• [RECORDS FOR THE TASK]

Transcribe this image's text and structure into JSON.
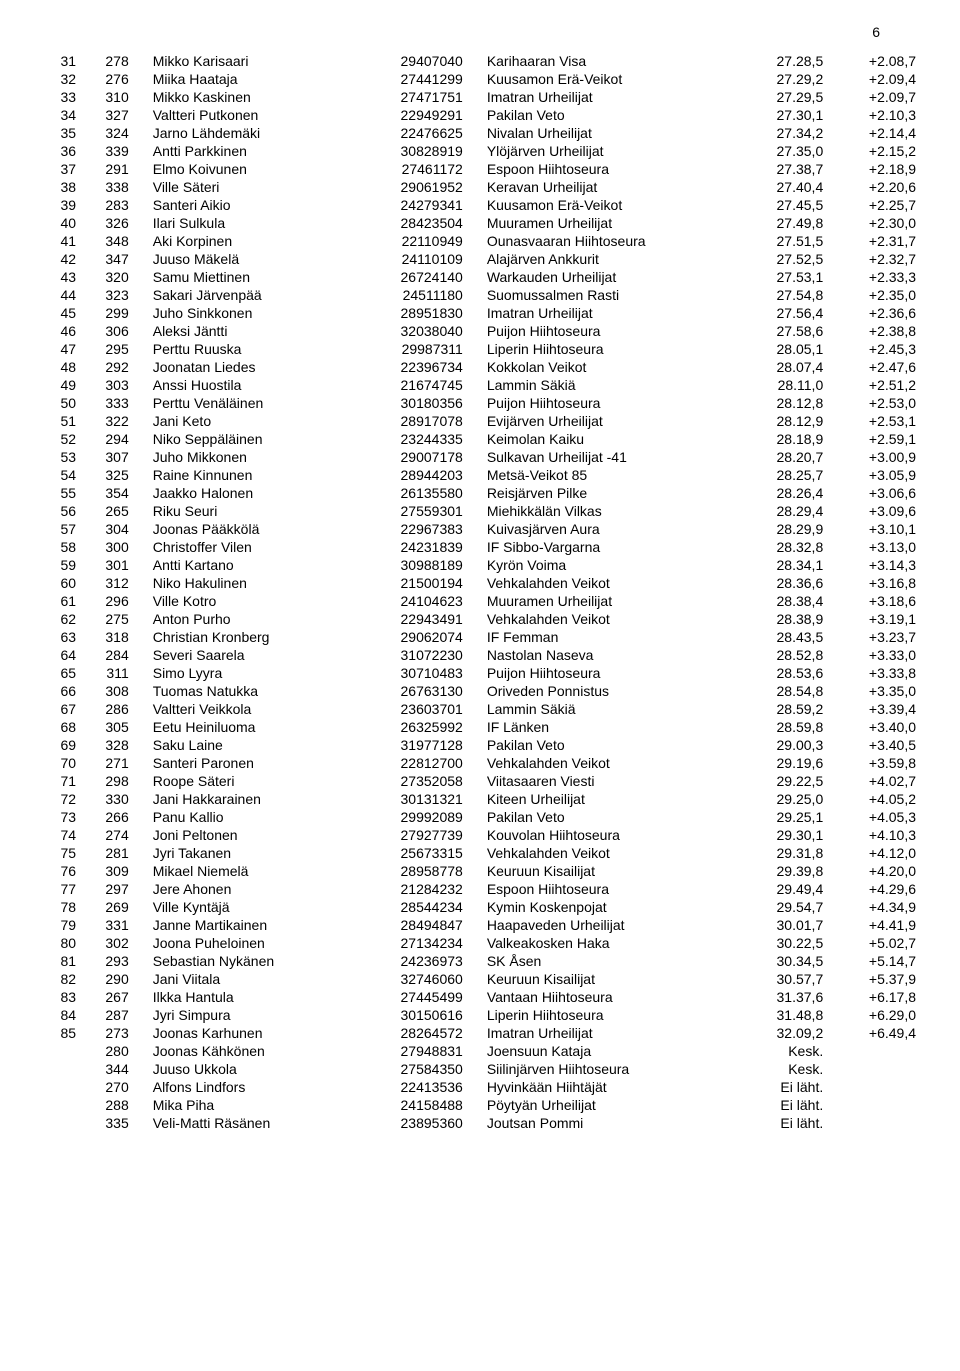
{
  "page_number": "6",
  "styling": {
    "font_family": "Arial",
    "font_size_pt": 11,
    "background_color": "#ffffff",
    "text_color": "#000000"
  },
  "columns": [
    "rank",
    "bib",
    "name",
    "license",
    "club",
    "time",
    "diff"
  ],
  "rows": [
    {
      "rank": "31",
      "bib": "278",
      "name": "Mikko Karisaari",
      "license": "29407040",
      "club": "Karihaaran Visa",
      "time": "27.28,5",
      "diff": "+2.08,7"
    },
    {
      "rank": "32",
      "bib": "276",
      "name": "Miika  Haataja",
      "license": "27441299",
      "club": "Kuusamon Erä-Veikot",
      "time": "27.29,2",
      "diff": "+2.09,4"
    },
    {
      "rank": "33",
      "bib": "310",
      "name": "Mikko  Kaskinen",
      "license": "27471751",
      "club": "Imatran Urheilijat",
      "time": "27.29,5",
      "diff": "+2.09,7"
    },
    {
      "rank": "34",
      "bib": "327",
      "name": "Valtteri Putkonen",
      "license": "22949291",
      "club": "Pakilan Veto",
      "time": "27.30,1",
      "diff": "+2.10,3"
    },
    {
      "rank": "35",
      "bib": "324",
      "name": "Jarno Lähdemäki",
      "license": "22476625",
      "club": "Nivalan Urheilijat",
      "time": "27.34,2",
      "diff": "+2.14,4"
    },
    {
      "rank": "36",
      "bib": "339",
      "name": "Antti Parkkinen",
      "license": "30828919",
      "club": "Ylöjärven Urheilijat",
      "time": "27.35,0",
      "diff": "+2.15,2"
    },
    {
      "rank": "37",
      "bib": "291",
      "name": "Elmo  Koivunen",
      "license": "27461172",
      "club": "Espoon Hiihtoseura",
      "time": "27.38,7",
      "diff": "+2.18,9"
    },
    {
      "rank": "38",
      "bib": "338",
      "name": "Ville Säteri",
      "license": "29061952",
      "club": "Keravan Urheilijat",
      "time": "27.40,4",
      "diff": "+2.20,6"
    },
    {
      "rank": "39",
      "bib": "283",
      "name": "Santeri  Aikio",
      "license": "24279341",
      "club": "Kuusamon Erä-Veikot",
      "time": "27.45,5",
      "diff": "+2.25,7"
    },
    {
      "rank": "40",
      "bib": "326",
      "name": "Ilari Sulkula",
      "license": "28423504",
      "club": "Muuramen Urheilijat",
      "time": "27.49,8",
      "diff": "+2.30,0"
    },
    {
      "rank": "41",
      "bib": "348",
      "name": "Aki Korpinen",
      "license": "22110949",
      "club": "Ounasvaaran Hiihtoseura",
      "time": "27.51,5",
      "diff": "+2.31,7"
    },
    {
      "rank": "42",
      "bib": "347",
      "name": "Juuso Mäkelä",
      "license": "24110109",
      "club": "Alajärven Ankkurit",
      "time": "27.52,5",
      "diff": "+2.32,7"
    },
    {
      "rank": "43",
      "bib": "320",
      "name": "Samu Miettinen",
      "license": "26724140",
      "club": "Warkauden Urheilijat",
      "time": "27.53,1",
      "diff": "+2.33,3"
    },
    {
      "rank": "44",
      "bib": "323",
      "name": "Sakari Järvenpää",
      "license": "24511180",
      "club": "Suomussalmen Rasti",
      "time": "27.54,8",
      "diff": "+2.35,0"
    },
    {
      "rank": "45",
      "bib": "299",
      "name": "Juho  Sinkkonen",
      "license": "28951830",
      "club": "Imatran Urheilijat",
      "time": "27.56,4",
      "diff": "+2.36,6"
    },
    {
      "rank": "46",
      "bib": "306",
      "name": "Aleksi  Jäntti",
      "license": "32038040",
      "club": "Puijon Hiihtoseura",
      "time": "27.58,6",
      "diff": "+2.38,8"
    },
    {
      "rank": "47",
      "bib": "295",
      "name": "Perttu  Ruuska",
      "license": "29987311",
      "club": "Liperin Hiihtoseura",
      "time": "28.05,1",
      "diff": "+2.45,3"
    },
    {
      "rank": "48",
      "bib": "292",
      "name": "Joonatan  Liedes",
      "license": "22396734",
      "club": "Kokkolan Veikot",
      "time": "28.07,4",
      "diff": "+2.47,6"
    },
    {
      "rank": "49",
      "bib": "303",
      "name": "Anssi  Huostila",
      "license": "21674745",
      "club": "Lammin Säkiä",
      "time": "28.11,0",
      "diff": "+2.51,2"
    },
    {
      "rank": "50",
      "bib": "333",
      "name": "Perttu Venäläinen",
      "license": "30180356",
      "club": "Puijon Hiihtoseura",
      "time": "28.12,8",
      "diff": "+2.53,0"
    },
    {
      "rank": "51",
      "bib": "322",
      "name": "Jani Keto",
      "license": "28917078",
      "club": "Evijärven Urheilijat",
      "time": "28.12,9",
      "diff": "+2.53,1"
    },
    {
      "rank": "52",
      "bib": "294",
      "name": "Niko  Seppäläinen",
      "license": "23244335",
      "club": "Keimolan Kaiku",
      "time": "28.18,9",
      "diff": "+2.59,1"
    },
    {
      "rank": "53",
      "bib": "307",
      "name": "Juho  Mikkonen",
      "license": "29007178",
      "club": "Sulkavan Urheilijat -41",
      "time": "28.20,7",
      "diff": "+3.00,9"
    },
    {
      "rank": "54",
      "bib": "325",
      "name": "Raine  Kinnunen",
      "license": "28944203",
      "club": "Metsä-Veikot 85",
      "time": "28.25,7",
      "diff": "+3.05,9"
    },
    {
      "rank": "55",
      "bib": "354",
      "name": "Jaakko Halonen",
      "license": "26135580",
      "club": "Reisjärven Pilke",
      "time": "28.26,4",
      "diff": "+3.06,6"
    },
    {
      "rank": "56",
      "bib": "265",
      "name": "Riku  Seuri",
      "license": "27559301",
      "club": "Miehikkälän Vilkas",
      "time": "28.29,4",
      "diff": "+3.09,6"
    },
    {
      "rank": "57",
      "bib": "304",
      "name": "Joonas  Pääkkölä",
      "license": "22967383",
      "club": "Kuivasjärven Aura",
      "time": "28.29,9",
      "diff": "+3.10,1"
    },
    {
      "rank": "58",
      "bib": "300",
      "name": "Christoffer  Vilen",
      "license": "24231839",
      "club": "IF Sibbo-Vargarna",
      "time": "28.32,8",
      "diff": "+3.13,0"
    },
    {
      "rank": "59",
      "bib": "301",
      "name": "Antti  Kartano",
      "license": "30988189",
      "club": "Kyrön Voima",
      "time": "28.34,1",
      "diff": "+3.14,3"
    },
    {
      "rank": "60",
      "bib": "312",
      "name": "Niko Hakulinen",
      "license": "21500194",
      "club": "Vehkalahden Veikot",
      "time": "28.36,6",
      "diff": "+3.16,8"
    },
    {
      "rank": "61",
      "bib": "296",
      "name": "Ville  Kotro",
      "license": "24104623",
      "club": "Muuramen Urheilijat",
      "time": "28.38,4",
      "diff": "+3.18,6"
    },
    {
      "rank": "62",
      "bib": "275",
      "name": "Anton  Purho",
      "license": "22943491",
      "club": "Vehkalahden Veikot",
      "time": "28.38,9",
      "diff": "+3.19,1"
    },
    {
      "rank": "63",
      "bib": "318",
      "name": "Christian Kronberg",
      "license": "29062074",
      "club": "IF Femman",
      "time": "28.43,5",
      "diff": "+3.23,7"
    },
    {
      "rank": "64",
      "bib": "284",
      "name": "Severi  Saarela",
      "license": "31072230",
      "club": "Nastolan Naseva",
      "time": "28.52,8",
      "diff": "+3.33,0"
    },
    {
      "rank": "65",
      "bib": "311",
      "name": "Simo  Lyyra",
      "license": "30710483",
      "club": "Puijon Hiihtoseura",
      "time": "28.53,6",
      "diff": "+3.33,8"
    },
    {
      "rank": "66",
      "bib": "308",
      "name": "Tuomas  Natukka",
      "license": "26763130",
      "club": "Oriveden Ponnistus",
      "time": "28.54,8",
      "diff": "+3.35,0"
    },
    {
      "rank": "67",
      "bib": "286",
      "name": "Valtteri  Veikkola",
      "license": "23603701",
      "club": "Lammin Säkiä",
      "time": "28.59,2",
      "diff": "+3.39,4"
    },
    {
      "rank": "68",
      "bib": "305",
      "name": "Eetu  Heiniluoma",
      "license": "26325992",
      "club": "IF Länken",
      "time": "28.59,8",
      "diff": "+3.40,0"
    },
    {
      "rank": "69",
      "bib": "328",
      "name": "Saku Laine",
      "license": "31977128",
      "club": "Pakilan Veto",
      "time": "29.00,3",
      "diff": "+3.40,5"
    },
    {
      "rank": "70",
      "bib": "271",
      "name": "Santeri  Paronen",
      "license": "22812700",
      "club": "Vehkalahden Veikot",
      "time": "29.19,6",
      "diff": "+3.59,8"
    },
    {
      "rank": "71",
      "bib": "298",
      "name": "Roope Säteri",
      "license": "27352058",
      "club": "Viitasaaren Viesti",
      "time": "29.22,5",
      "diff": "+4.02,7"
    },
    {
      "rank": "72",
      "bib": "330",
      "name": "Jani  Hakkarainen",
      "license": "30131321",
      "club": "Kiteen Urheilijat",
      "time": "29.25,0",
      "diff": "+4.05,2"
    },
    {
      "rank": "73",
      "bib": "266",
      "name": "Panu  Kallio",
      "license": "29992089",
      "club": "Pakilan Veto",
      "time": "29.25,1",
      "diff": "+4.05,3"
    },
    {
      "rank": "74",
      "bib": "274",
      "name": "Joni  Peltonen",
      "license": "27927739",
      "club": "Kouvolan Hiihtoseura",
      "time": "29.30,1",
      "diff": "+4.10,3"
    },
    {
      "rank": "75",
      "bib": "281",
      "name": "Jyri  Takanen",
      "license": "25673315",
      "club": "Vehkalahden Veikot",
      "time": "29.31,8",
      "diff": "+4.12,0"
    },
    {
      "rank": "76",
      "bib": "309",
      "name": "Mikael  Niemelä",
      "license": "28958778",
      "club": "Keuruun Kisailijat",
      "time": "29.39,8",
      "diff": "+4.20,0"
    },
    {
      "rank": "77",
      "bib": "297",
      "name": "Jere  Ahonen",
      "license": "21284232",
      "club": "Espoon Hiihtoseura",
      "time": "29.49,4",
      "diff": "+4.29,6"
    },
    {
      "rank": "78",
      "bib": "269",
      "name": "Ville  Kyntäjä",
      "license": "28544234",
      "club": "Kymin Koskenpojat",
      "time": "29.54,7",
      "diff": "+4.34,9"
    },
    {
      "rank": "79",
      "bib": "331",
      "name": "Janne Martikainen",
      "license": "28494847",
      "club": "Haapaveden Urheilijat",
      "time": "30.01,7",
      "diff": "+4.41,9"
    },
    {
      "rank": "80",
      "bib": "302",
      "name": "Joona  Puheloinen",
      "license": "27134234",
      "club": "Valkeakosken Haka",
      "time": "30.22,5",
      "diff": "+5.02,7"
    },
    {
      "rank": "81",
      "bib": "293",
      "name": "Sebastian  Nykänen",
      "license": "24236973",
      "club": "SK Åsen",
      "time": "30.34,5",
      "diff": "+5.14,7"
    },
    {
      "rank": "82",
      "bib": "290",
      "name": "Jani  Viitala",
      "license": "32746060",
      "club": "Keuruun Kisailijat",
      "time": "30.57,7",
      "diff": "+5.37,9"
    },
    {
      "rank": "83",
      "bib": "267",
      "name": "Ilkka Hantula",
      "license": "27445499",
      "club": "Vantaan Hiihtoseura",
      "time": "31.37,6",
      "diff": "+6.17,8"
    },
    {
      "rank": "84",
      "bib": "287",
      "name": "Jyri  Simpura",
      "license": "30150616",
      "club": "Liperin Hiihtoseura",
      "time": "31.48,8",
      "diff": "+6.29,0"
    },
    {
      "rank": "85",
      "bib": "273",
      "name": "Joonas  Karhunen",
      "license": "28264572",
      "club": "Imatran Urheilijat",
      "time": "32.09,2",
      "diff": "+6.49,4"
    },
    {
      "rank": "",
      "bib": "280",
      "name": "Joonas  Kähkönen",
      "license": "27948831",
      "club": "Joensuun Kataja",
      "time": "Kesk.",
      "diff": ""
    },
    {
      "rank": "",
      "bib": "344",
      "name": "Juuso  Ukkola",
      "license": "27584350",
      "club": "Siilinjärven Hiihtoseura",
      "time": "Kesk.",
      "diff": ""
    },
    {
      "rank": "",
      "bib": "270",
      "name": "Alfons  Lindfors",
      "license": "22413536",
      "club": "Hyvinkään Hiihtäjät",
      "time": "Ei läht.",
      "diff": ""
    },
    {
      "rank": "",
      "bib": "288",
      "name": "Mika  Piha",
      "license": "24158488",
      "club": "Pöytyän Urheilijat",
      "time": "Ei läht.",
      "diff": ""
    },
    {
      "rank": "",
      "bib": "335",
      "name": "Veli-Matti Räsänen",
      "license": "23895360",
      "club": "Joutsan Pommi",
      "time": "Ei läht.",
      "diff": ""
    }
  ]
}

• [WHAT YOU SHOULD DO]
Take each line containing the string "Niko" and copy it out.

• [CORRECT OUTPUT]
      "name": "Niko  Seppäläinen",
      "name": "Niko Hakulinen",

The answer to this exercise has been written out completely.